◆ GOAL OF THE EXERCISE ◆
Copy each line of the data below exactly, leaving out pictures.

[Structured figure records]
+ + + + + + +
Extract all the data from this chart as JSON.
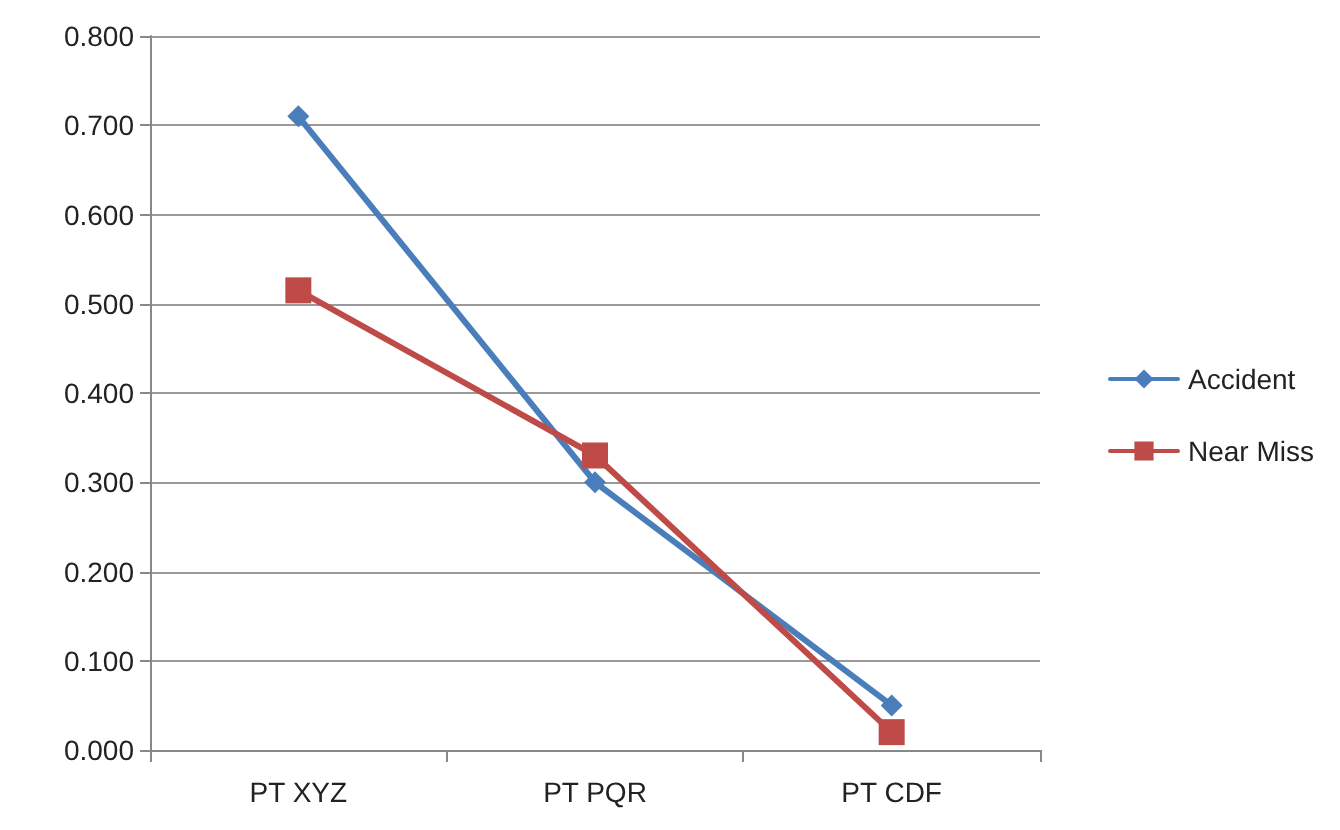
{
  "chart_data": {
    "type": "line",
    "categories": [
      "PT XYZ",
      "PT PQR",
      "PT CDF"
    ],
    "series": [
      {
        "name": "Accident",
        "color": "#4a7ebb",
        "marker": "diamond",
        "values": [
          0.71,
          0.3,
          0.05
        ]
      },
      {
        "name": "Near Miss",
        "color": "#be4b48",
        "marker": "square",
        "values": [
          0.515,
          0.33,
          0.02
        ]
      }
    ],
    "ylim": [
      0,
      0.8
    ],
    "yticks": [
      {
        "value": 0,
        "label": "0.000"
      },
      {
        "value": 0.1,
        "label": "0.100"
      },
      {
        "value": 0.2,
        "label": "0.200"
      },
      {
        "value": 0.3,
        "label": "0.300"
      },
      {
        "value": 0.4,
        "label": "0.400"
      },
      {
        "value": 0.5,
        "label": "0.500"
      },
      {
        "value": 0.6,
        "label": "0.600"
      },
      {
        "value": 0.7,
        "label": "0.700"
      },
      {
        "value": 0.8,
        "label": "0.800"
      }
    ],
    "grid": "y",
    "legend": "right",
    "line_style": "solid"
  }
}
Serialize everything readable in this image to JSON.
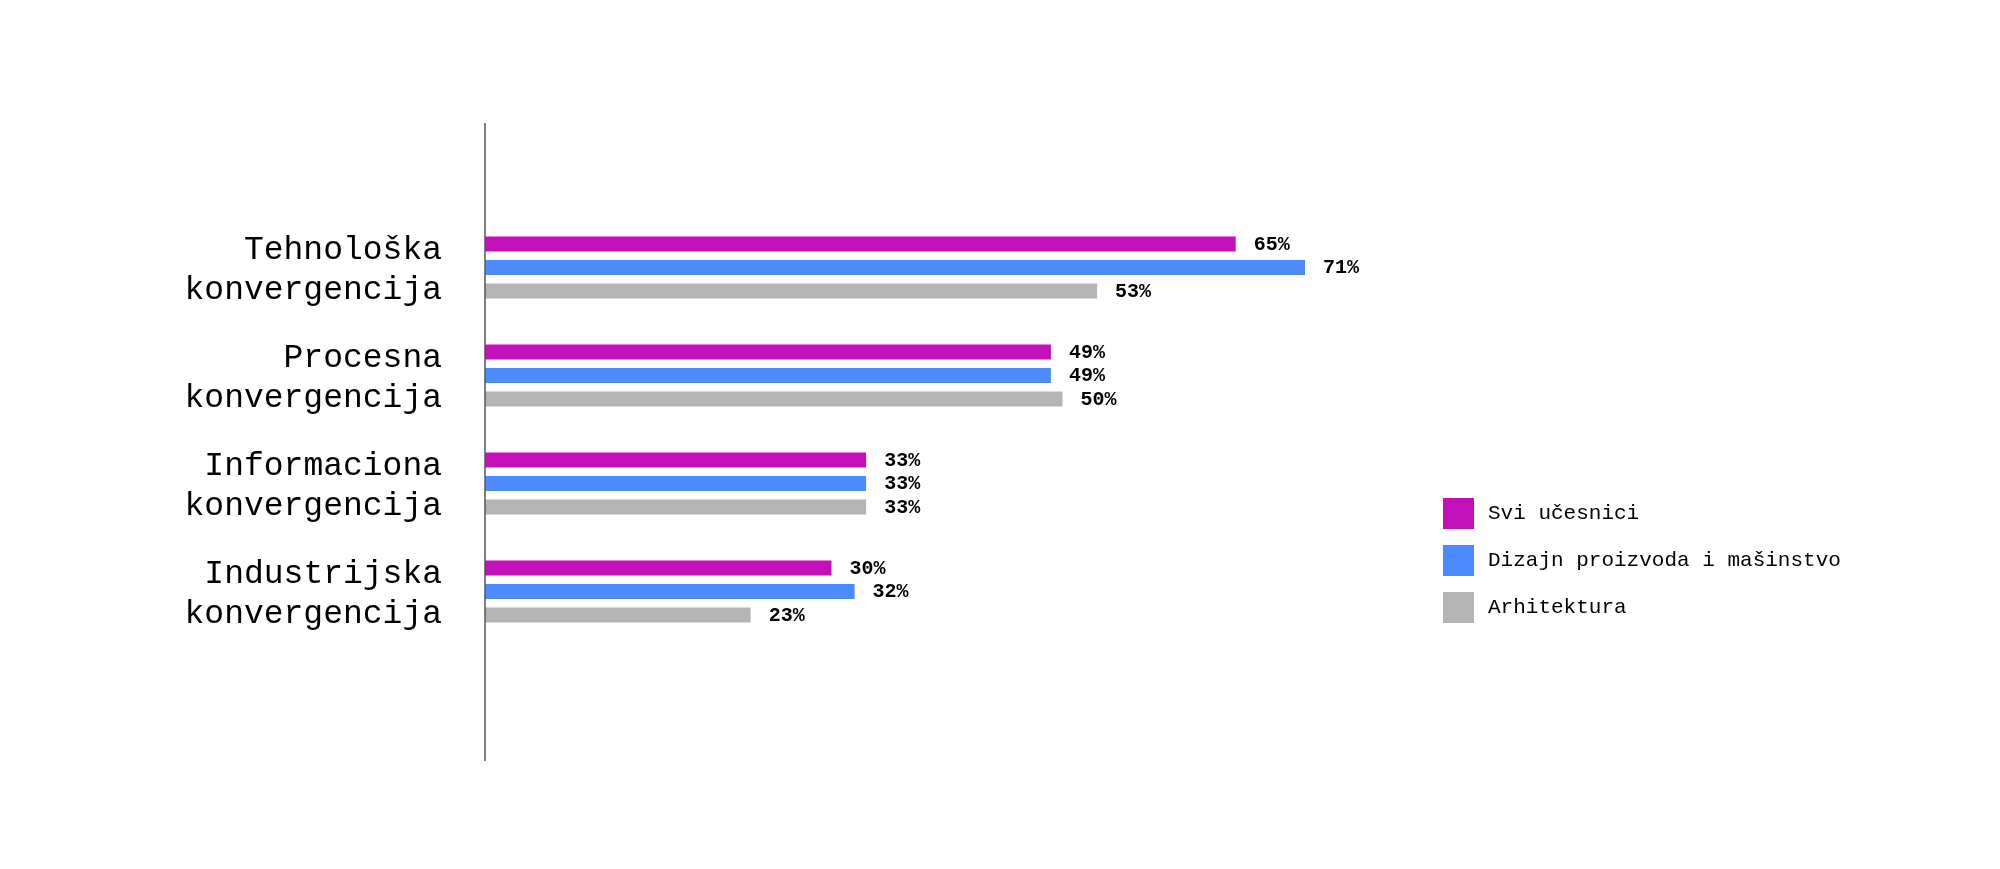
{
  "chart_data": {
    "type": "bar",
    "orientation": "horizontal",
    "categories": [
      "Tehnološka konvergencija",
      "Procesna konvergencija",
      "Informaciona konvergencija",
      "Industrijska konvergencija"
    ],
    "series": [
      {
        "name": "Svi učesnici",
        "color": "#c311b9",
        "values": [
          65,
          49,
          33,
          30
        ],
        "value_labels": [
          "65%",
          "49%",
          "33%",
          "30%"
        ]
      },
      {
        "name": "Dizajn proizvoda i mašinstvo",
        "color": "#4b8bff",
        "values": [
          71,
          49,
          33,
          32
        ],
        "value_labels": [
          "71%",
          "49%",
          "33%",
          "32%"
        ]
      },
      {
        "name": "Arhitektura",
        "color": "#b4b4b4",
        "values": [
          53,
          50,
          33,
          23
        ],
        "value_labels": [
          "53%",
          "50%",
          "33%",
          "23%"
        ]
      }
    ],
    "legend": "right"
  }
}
+ + + + + + +
◆ EXPECTED ANSWER ◆
Extract all the data from this chart as JSON.
{
  "chart_data": {
    "type": "line",
    "categories": [
      "PT XYZ",
      "PT PQR",
      "PT CDF"
    ],
    "series": [
      {
        "name": "Accident",
        "color": "#4a7ebb",
        "marker": "diamond",
        "values": [
          0.71,
          0.3,
          0.05
        ]
      },
      {
        "name": "Near Miss",
        "color": "#be4b48",
        "marker": "square",
        "values": [
          0.515,
          0.33,
          0.02
        ]
      }
    ],
    "ylim": [
      0,
      0.8
    ],
    "yticks": [
      {
        "value": 0,
        "label": "0.000"
      },
      {
        "value": 0.1,
        "label": "0.100"
      },
      {
        "value": 0.2,
        "label": "0.200"
      },
      {
        "value": 0.3,
        "label": "0.300"
      },
      {
        "value": 0.4,
        "label": "0.400"
      },
      {
        "value": 0.5,
        "label": "0.500"
      },
      {
        "value": 0.6,
        "label": "0.600"
      },
      {
        "value": 0.7,
        "label": "0.700"
      },
      {
        "value": 0.8,
        "label": "0.800"
      }
    ],
    "grid": "y",
    "legend": "right",
    "line_style": "solid"
  }
}
Serialize everything readable in this image to JSON.
{
  "chart_data": {
    "type": "bar",
    "orientation": "horizontal",
    "categories": [
      "Tehnološka konvergencija",
      "Procesna konvergencija",
      "Informaciona konvergencija",
      "Industrijska konvergencija"
    ],
    "series": [
      {
        "name": "Svi učesnici",
        "color": "#c311b9",
        "values": [
          65,
          49,
          33,
          30
        ],
        "value_labels": [
          "65%",
          "49%",
          "33%",
          "30%"
        ]
      },
      {
        "name": "Dizajn proizvoda i mašinstvo",
        "color": "#4b8bff",
        "values": [
          71,
          49,
          33,
          32
        ],
        "value_labels": [
          "71%",
          "49%",
          "33%",
          "32%"
        ]
      },
      {
        "name": "Arhitektura",
        "color": "#b4b4b4",
        "values": [
          53,
          50,
          33,
          23
        ],
        "value_labels": [
          "53%",
          "50%",
          "33%",
          "23%"
        ]
      }
    ],
    "legend": "right"
  }
}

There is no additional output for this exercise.